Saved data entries
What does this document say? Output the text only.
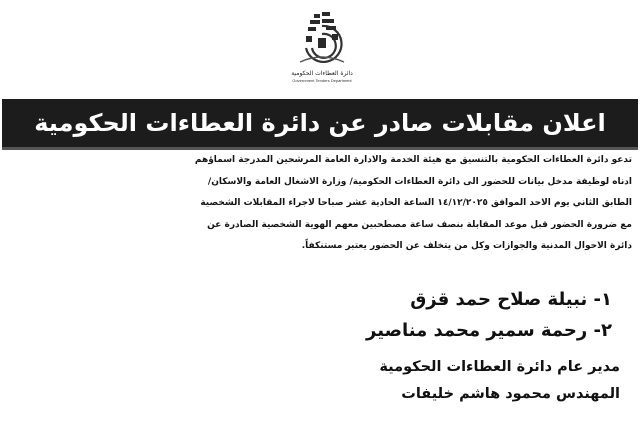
دائرة العطاءات الحكومية
Government Tenders Department
اعلان مقابلات صادر عن دائرة العطاءات الحكومية
تدعو دائرة العطاءات الحكومية بالتنسيق مع هيئة الخدمة والادارة العامة المرشحين المدرجة اسماؤهم
ادناه لوظيفة مدخل بيانات للحضور الى دائرة العطاءات الحكومية/ وزارة الاشغال العامة والاسكان/
الطابق الثاني يوم الاحد الموافق ١٤/١٢/٢٠٢٥ الساعة الحادية عشر صباحا لاجراء المقابلات الشخصية
مع ضرورة الحضور قبل موعد المقابلة بنصف ساعة مصطحبين معهم الهوية الشخصية الصادرة عن
دائرة الاحوال المدنية والجوازات وكل من يتخلف عن الحضور يعتبر مستنكفاً.
١- نبيلة صلاح حمد قزق
٢- رحمة سمير محمد مناصير
مدير عام دائرة العطاءات الحكومية
المهندس محمود هاشم خليفات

**Given task:**
What you return should match the records above word for word, minus the pictures.

**Problem solution:**
What does this document say? Output the text only.
دائرة العطاءات الحكومية
Government Tenders Department
اعلان مقابلات صادر عن دائرة العطاءات الحكومية
تدعو دائرة العطاءات الحكومية بالتنسيق مع هيئة الخدمة والادارة العامة المرشحين المدرجة اسماؤهم
ادناه لوظيفة مدخل بيانات للحضور الى دائرة العطاءات الحكومية/ وزارة الاشغال العامة والاسكان/
الطابق الثاني يوم الاحد الموافق ١٤/١٢/٢٠٢٥ الساعة الحادية عشر صباحا لاجراء المقابلات الشخصية
مع ضرورة الحضور قبل موعد المقابلة بنصف ساعة مصطحبين معهم الهوية الشخصية الصادرة عن
دائرة الاحوال المدنية والجوازات وكل من يتخلف عن الحضور يعتبر مستنكفاً.
١- نبيلة صلاح حمد قزق
٢- رحمة سمير محمد مناصير
مدير عام دائرة العطاءات الحكومية
المهندس محمود هاشم خليفات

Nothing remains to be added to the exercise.